--- BEGIN Given information ---
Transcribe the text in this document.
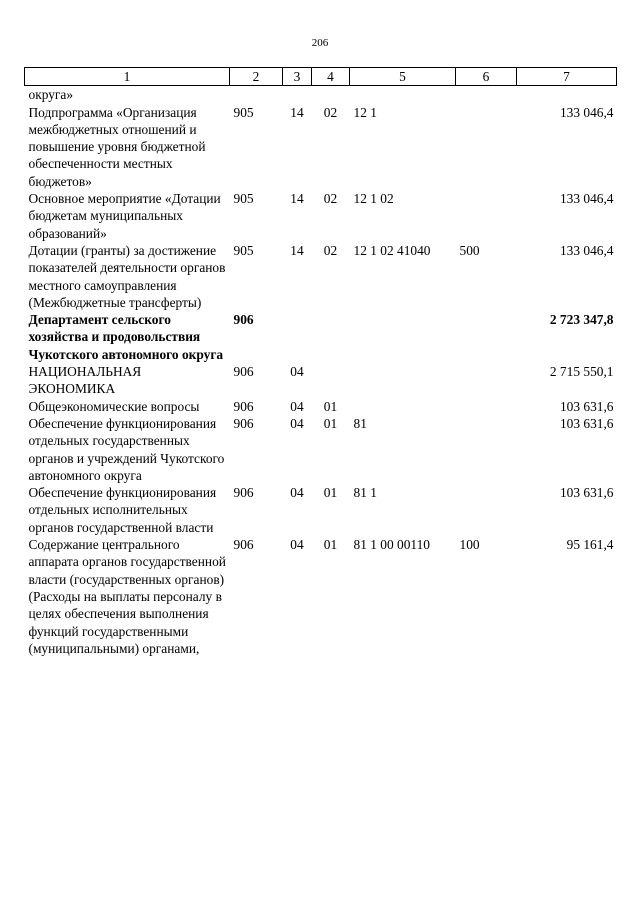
206
1	2	3	4	5	6	7
округа»						
Подпрограмма «Организация межбюджетных отношений и повышение уровня бюджетной обеспеченности местных бюджетов»	905	14	02	12 1		133 046,4
Основное мероприятие «Дотации бюджетам муниципальных образований»	905	14	02	12 1 02		133 046,4
Дотации (гранты) за достижение показателей деятельности органов местного самоуправления (Межбюджетные трансферты)	905	14	02	12 1 02 41040	500	133 046,4
Департамент сельского хозяйства и продовольствия Чукотского автономного округа	906					2 723 347,8
НАЦИОНАЛЬНАЯ ЭКОНОМИКА	906	04				2 715 550,1
Общеэкономические вопросы	906	04	01			103 631,6
Обеспечение функционирования отдельных государственных органов и учреждений Чукотского автономного округа	906	04	01	81		103 631,6
Обеспечение функционирования отдельных исполнительных органов государственной власти	906	04	01	81 1		103 631,6
Содержание центрального аппарата органов государственной власти (государственных органов) (Расходы на выплаты персоналу в целях обеспечения выполнения функций государственными (муниципальными) органами,	906	04	01	81 1 00 00110	100	95 161,4
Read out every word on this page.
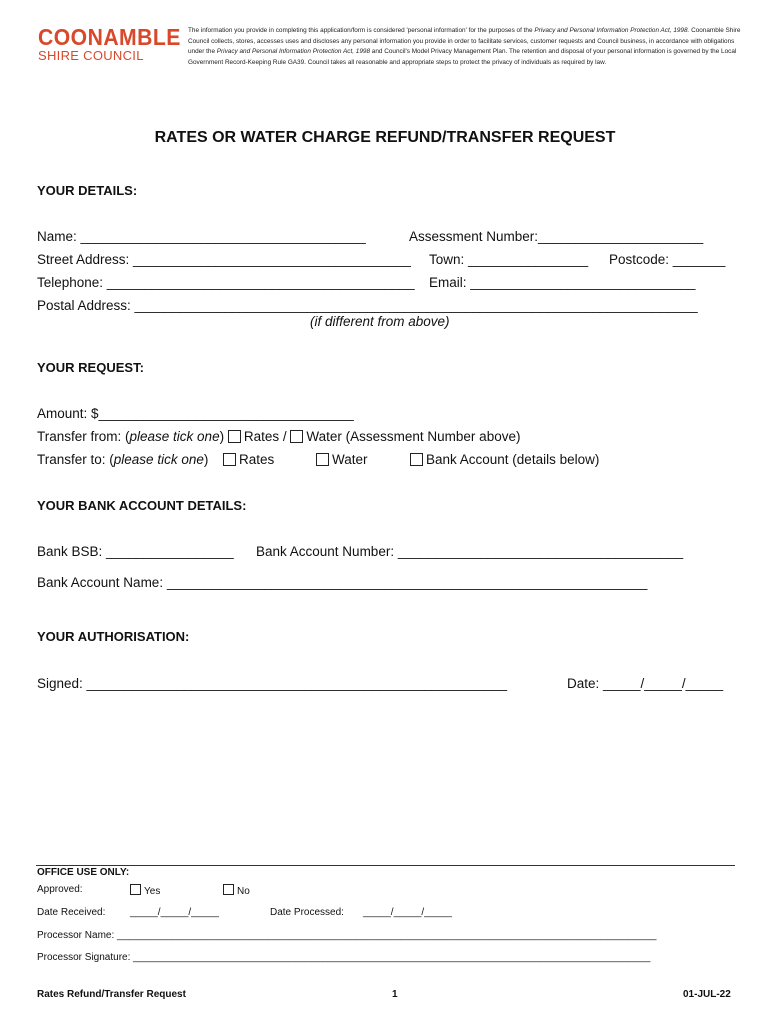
COONAMBLE
SHIRE COUNCIL
The information you provide in completing this application/form is considered 'personal information' for the purposes of the Privacy and Personal Information Protection Act, 1998. Coonamble Shire Council collects, stores, accesses uses and discloses any personal information you provide in order to facilitate services, customer requests and Council business, in accordance with obligations under the Privacy and Personal Information Protection Act, 1998 and Council's Model Privacy Management Plan. The retention and disposal of your personal information is governed by the Local Government Record-Keeping Rule GA39. Council takes all reasonable and appropriate steps to protect the privacy of individuals as required by law.
RATES OR WATER CHARGE REFUND/TRANSFER REQUEST
YOUR DETAILS:
Name: ______________________________________	Assessment Number:______________________
Street Address: _____________________________________ Town: ________________ Postcode: _______
Telephone: _________________________________________ Email: ______________________________
Postal Address: ___________________________________________________________________________
(if different from above)
YOUR REQUEST:
Amount: $__________________________________
Transfer from: (please tick one) Rates / Water (Assessment Number above)
Transfer to: (please tick one)	Rates	Water	Bank Account (details below)
YOUR BANK ACCOUNT DETAILS:
Bank BSB: _________________ Bank Account Number: ______________________________________
Bank Account Name: ________________________________________________________________
YOUR AUTHORISATION:
Signed: ________________________________________________________	Date: _____/_____/_____
OFFICE USE ONLY:
Approved:	Yes	No
Date Received: _____/_____/_____	Date Processed: _____/_____/_____
Processor Name: _________________________________________________________________________________________________
Processor Signature: _____________________________________________________________________________________________
Rates Refund/Transfer Request	1	01-JUL-22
--- END Given information ---
Task requirements
Give every record back exactly as it reads, with no images.

Task response
Transcribe the text in this document.
206
1	2	3	4	5	6	7
округа»						
Подпрограмма «Организация межбюджетных отношений и повышение уровня бюджетной обеспеченности местных бюджетов»	905	14	02	12 1		133 046,4
Основное мероприятие «Дотации бюджетам муниципальных образований»	905	14	02	12 1 02		133 046,4
Дотации (гранты) за достижение показателей деятельности органов местного самоуправления (Межбюджетные трансферты)	905	14	02	12 1 02 41040	500	133 046,4
Департамент сельского хозяйства и продовольствия Чукотского автономного округа	906					2 723 347,8
НАЦИОНАЛЬНАЯ ЭКОНОМИКА	906	04				2 715 550,1
Общеэкономические вопросы	906	04	01			103 631,6
Обеспечение функционирования отдельных государственных органов и учреждений Чукотского автономного округа	906	04	01	81		103 631,6
Обеспечение функционирования отдельных исполнительных органов государственной власти	906	04	01	81 1		103 631,6
Содержание центрального аппарата органов государственной власти (государственных органов) (Расходы на выплаты персоналу в целях обеспечения выполнения функций государственными (муниципальными) органами,	906	04	01	81 1 00 00110	100	95 161,4
Read out every word on this page.
COONAMBLE
SHIRE COUNCIL
The information you provide in completing this application/form is considered 'personal information' for the purposes of the Privacy and Personal Information Protection Act, 1998. Coonamble Shire Council collects, stores, accesses uses and discloses any personal information you provide in order to facilitate services, customer requests and Council business, in accordance with obligations under the Privacy and Personal Information Protection Act, 1998 and Council's Model Privacy Management Plan. The retention and disposal of your personal information is governed by the Local Government Record-Keeping Rule GA39. Council takes all reasonable and appropriate steps to protect the privacy of individuals as required by law.
RATES OR WATER CHARGE REFUND/TRANSFER REQUEST
YOUR DETAILS:
Name: ______________________________________	Assessment Number:______________________
Street Address: _____________________________________ Town: ________________ Postcode: _______
Telephone: _________________________________________ Email: ______________________________
Postal Address: ___________________________________________________________________________
(if different from above)
YOUR REQUEST:
Amount: $__________________________________
Transfer from: (please tick one) Rates / Water (Assessment Number above)
Transfer to: (please tick one)	Rates	Water	Bank Account (details below)
YOUR BANK ACCOUNT DETAILS:
Bank BSB: _________________ Bank Account Number: ______________________________________
Bank Account Name: ________________________________________________________________
YOUR AUTHORISATION:
Signed: ________________________________________________________	Date: _____/_____/_____
OFFICE USE ONLY:
Approved:	Yes	No
Date Received: _____/_____/_____	Date Processed: _____/_____/_____
Processor Name: _________________________________________________________________________________________________
Processor Signature: _____________________________________________________________________________________________
Rates Refund/Transfer Request	1	01-JUL-22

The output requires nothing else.